WHAT YOU WILL DO
Extract each line of the records below that contains the word "times".

---+---

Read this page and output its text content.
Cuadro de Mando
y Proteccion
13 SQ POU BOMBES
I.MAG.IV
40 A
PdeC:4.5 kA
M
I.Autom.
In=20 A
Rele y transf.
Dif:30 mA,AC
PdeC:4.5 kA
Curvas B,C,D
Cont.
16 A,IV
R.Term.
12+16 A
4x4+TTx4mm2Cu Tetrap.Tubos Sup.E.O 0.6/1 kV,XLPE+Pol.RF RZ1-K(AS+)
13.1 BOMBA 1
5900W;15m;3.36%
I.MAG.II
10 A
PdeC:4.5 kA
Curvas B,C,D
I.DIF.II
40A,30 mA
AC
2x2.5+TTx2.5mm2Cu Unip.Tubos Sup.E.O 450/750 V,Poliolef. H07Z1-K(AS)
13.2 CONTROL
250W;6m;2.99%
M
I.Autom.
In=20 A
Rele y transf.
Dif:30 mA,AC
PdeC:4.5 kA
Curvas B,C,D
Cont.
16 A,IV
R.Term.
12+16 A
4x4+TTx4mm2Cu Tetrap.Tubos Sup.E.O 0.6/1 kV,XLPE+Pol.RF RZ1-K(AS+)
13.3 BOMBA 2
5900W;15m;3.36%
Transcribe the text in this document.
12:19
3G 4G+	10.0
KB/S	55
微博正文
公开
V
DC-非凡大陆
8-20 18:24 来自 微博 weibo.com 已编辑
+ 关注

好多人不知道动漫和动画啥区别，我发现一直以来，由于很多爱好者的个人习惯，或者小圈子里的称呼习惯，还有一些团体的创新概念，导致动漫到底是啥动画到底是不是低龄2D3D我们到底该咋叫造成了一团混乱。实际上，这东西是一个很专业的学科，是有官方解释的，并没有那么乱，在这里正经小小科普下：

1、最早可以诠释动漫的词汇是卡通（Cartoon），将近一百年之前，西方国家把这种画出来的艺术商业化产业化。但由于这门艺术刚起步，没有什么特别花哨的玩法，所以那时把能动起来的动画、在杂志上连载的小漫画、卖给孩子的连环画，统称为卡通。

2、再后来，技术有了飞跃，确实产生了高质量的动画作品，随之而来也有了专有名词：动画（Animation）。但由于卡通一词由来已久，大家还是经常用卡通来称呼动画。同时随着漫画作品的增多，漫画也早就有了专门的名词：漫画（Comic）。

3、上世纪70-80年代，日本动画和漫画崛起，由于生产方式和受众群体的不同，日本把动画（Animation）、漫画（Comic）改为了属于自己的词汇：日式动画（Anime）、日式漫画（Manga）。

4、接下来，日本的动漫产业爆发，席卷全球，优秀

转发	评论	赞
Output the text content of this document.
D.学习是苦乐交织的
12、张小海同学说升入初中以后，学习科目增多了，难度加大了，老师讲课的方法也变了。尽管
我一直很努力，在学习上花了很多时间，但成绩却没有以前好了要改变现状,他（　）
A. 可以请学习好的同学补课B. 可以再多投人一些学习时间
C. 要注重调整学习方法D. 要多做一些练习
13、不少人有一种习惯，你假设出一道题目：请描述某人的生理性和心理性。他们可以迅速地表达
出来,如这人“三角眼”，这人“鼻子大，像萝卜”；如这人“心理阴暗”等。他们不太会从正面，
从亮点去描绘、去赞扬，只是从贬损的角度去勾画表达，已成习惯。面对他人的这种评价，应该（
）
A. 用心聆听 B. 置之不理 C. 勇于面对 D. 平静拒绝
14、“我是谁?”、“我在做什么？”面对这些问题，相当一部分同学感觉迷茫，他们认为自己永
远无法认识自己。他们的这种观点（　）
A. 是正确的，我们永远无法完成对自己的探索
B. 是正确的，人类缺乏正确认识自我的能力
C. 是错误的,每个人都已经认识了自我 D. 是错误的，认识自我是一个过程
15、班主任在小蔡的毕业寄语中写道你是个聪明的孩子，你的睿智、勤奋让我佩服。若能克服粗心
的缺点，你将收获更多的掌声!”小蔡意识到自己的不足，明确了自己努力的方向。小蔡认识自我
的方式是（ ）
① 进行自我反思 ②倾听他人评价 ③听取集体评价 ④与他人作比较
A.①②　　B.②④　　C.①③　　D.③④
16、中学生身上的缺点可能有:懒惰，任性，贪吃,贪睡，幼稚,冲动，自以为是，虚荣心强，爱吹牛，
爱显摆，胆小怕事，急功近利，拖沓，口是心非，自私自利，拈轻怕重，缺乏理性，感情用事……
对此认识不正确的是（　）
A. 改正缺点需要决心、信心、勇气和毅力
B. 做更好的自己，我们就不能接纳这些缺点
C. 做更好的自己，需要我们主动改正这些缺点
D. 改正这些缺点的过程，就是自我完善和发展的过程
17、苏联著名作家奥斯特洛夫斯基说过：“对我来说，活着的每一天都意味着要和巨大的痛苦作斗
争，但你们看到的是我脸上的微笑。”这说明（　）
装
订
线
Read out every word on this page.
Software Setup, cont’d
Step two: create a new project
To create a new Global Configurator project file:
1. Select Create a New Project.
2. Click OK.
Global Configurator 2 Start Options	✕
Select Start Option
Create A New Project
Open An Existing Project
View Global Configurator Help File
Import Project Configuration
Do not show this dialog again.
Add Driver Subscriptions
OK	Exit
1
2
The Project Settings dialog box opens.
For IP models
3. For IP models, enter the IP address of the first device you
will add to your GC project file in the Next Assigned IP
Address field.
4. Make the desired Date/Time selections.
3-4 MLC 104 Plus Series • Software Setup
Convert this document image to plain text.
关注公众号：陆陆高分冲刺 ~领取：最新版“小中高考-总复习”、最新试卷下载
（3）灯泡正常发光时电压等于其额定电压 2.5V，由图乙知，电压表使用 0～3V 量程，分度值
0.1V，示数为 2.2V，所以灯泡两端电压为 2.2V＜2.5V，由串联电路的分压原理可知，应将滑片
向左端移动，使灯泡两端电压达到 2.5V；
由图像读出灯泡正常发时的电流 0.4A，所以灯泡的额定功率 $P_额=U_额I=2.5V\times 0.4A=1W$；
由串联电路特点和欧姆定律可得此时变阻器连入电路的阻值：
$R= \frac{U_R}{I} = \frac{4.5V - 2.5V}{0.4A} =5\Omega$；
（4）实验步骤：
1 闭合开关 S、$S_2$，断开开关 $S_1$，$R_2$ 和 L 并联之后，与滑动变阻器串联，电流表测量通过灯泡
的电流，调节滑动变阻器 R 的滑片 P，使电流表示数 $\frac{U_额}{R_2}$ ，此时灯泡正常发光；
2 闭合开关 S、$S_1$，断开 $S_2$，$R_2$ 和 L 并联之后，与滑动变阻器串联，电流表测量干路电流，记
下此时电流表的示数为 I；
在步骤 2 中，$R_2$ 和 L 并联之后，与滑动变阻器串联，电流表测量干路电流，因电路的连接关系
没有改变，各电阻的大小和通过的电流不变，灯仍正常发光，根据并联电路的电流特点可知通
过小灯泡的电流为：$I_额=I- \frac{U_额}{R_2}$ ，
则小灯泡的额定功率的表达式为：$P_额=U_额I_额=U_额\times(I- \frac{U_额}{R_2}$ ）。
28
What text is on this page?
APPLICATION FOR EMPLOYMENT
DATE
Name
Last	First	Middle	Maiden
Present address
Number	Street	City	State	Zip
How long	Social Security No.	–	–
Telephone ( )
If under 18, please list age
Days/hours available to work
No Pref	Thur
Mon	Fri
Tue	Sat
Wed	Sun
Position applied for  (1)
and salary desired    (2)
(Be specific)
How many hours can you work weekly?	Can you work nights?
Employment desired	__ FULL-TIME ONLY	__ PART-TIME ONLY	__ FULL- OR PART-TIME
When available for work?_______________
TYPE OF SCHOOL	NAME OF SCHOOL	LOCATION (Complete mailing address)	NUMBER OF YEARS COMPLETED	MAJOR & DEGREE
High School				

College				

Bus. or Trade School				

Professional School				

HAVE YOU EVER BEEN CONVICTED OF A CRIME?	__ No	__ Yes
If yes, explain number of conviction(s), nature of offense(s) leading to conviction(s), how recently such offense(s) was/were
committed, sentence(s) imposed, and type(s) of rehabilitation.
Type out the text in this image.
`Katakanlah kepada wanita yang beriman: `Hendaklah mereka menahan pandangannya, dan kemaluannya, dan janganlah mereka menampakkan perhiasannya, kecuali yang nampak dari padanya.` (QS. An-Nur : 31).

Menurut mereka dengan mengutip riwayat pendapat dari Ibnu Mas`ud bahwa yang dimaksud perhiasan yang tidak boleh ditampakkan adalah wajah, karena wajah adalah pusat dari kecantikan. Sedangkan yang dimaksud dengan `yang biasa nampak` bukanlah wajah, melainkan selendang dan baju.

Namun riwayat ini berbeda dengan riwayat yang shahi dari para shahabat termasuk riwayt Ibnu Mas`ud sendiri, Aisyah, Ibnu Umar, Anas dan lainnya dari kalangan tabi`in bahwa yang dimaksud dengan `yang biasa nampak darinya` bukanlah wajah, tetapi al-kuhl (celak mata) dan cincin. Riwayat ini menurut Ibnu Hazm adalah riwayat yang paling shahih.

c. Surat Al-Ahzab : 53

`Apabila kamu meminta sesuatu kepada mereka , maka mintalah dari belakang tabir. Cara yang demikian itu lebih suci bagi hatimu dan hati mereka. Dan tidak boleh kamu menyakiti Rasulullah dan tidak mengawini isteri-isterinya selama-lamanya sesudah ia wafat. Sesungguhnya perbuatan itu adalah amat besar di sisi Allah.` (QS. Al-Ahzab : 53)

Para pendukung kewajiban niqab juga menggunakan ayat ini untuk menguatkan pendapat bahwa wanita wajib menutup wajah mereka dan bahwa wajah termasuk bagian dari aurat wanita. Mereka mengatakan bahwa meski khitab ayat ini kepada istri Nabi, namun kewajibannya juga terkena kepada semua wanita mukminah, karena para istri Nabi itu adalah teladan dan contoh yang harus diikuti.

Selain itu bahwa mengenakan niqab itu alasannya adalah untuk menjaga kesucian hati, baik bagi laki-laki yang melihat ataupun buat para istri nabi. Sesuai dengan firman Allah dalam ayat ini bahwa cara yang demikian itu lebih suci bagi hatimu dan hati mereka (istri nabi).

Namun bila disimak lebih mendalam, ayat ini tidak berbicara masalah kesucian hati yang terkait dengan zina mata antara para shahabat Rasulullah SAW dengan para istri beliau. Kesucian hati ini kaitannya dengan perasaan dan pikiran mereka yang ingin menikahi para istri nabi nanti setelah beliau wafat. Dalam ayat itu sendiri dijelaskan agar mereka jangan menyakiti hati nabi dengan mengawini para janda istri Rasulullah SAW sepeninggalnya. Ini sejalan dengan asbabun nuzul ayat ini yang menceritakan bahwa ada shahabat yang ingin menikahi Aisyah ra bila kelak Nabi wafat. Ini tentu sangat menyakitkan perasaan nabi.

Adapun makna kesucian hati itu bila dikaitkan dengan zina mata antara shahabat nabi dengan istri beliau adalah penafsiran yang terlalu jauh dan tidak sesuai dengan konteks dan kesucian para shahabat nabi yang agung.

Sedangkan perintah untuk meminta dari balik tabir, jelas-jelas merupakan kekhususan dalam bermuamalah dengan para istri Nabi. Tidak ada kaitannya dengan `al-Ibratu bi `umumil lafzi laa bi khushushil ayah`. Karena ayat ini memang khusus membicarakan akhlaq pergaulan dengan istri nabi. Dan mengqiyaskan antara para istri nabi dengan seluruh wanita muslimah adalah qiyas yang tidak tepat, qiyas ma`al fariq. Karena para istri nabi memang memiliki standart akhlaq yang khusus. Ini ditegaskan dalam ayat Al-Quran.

---+---

WRITTEN RESPONSE
由图像读出灯泡正常发时的电流 0.4A，所以灯泡的额定功率 $P_额=U_额I=2.5V\times 0.4A=1W$；
则小灯泡的额定功率的表达式为：$P_额=U_额I_额=U_额\times(I- \frac{U_额}{R_2}$ ）。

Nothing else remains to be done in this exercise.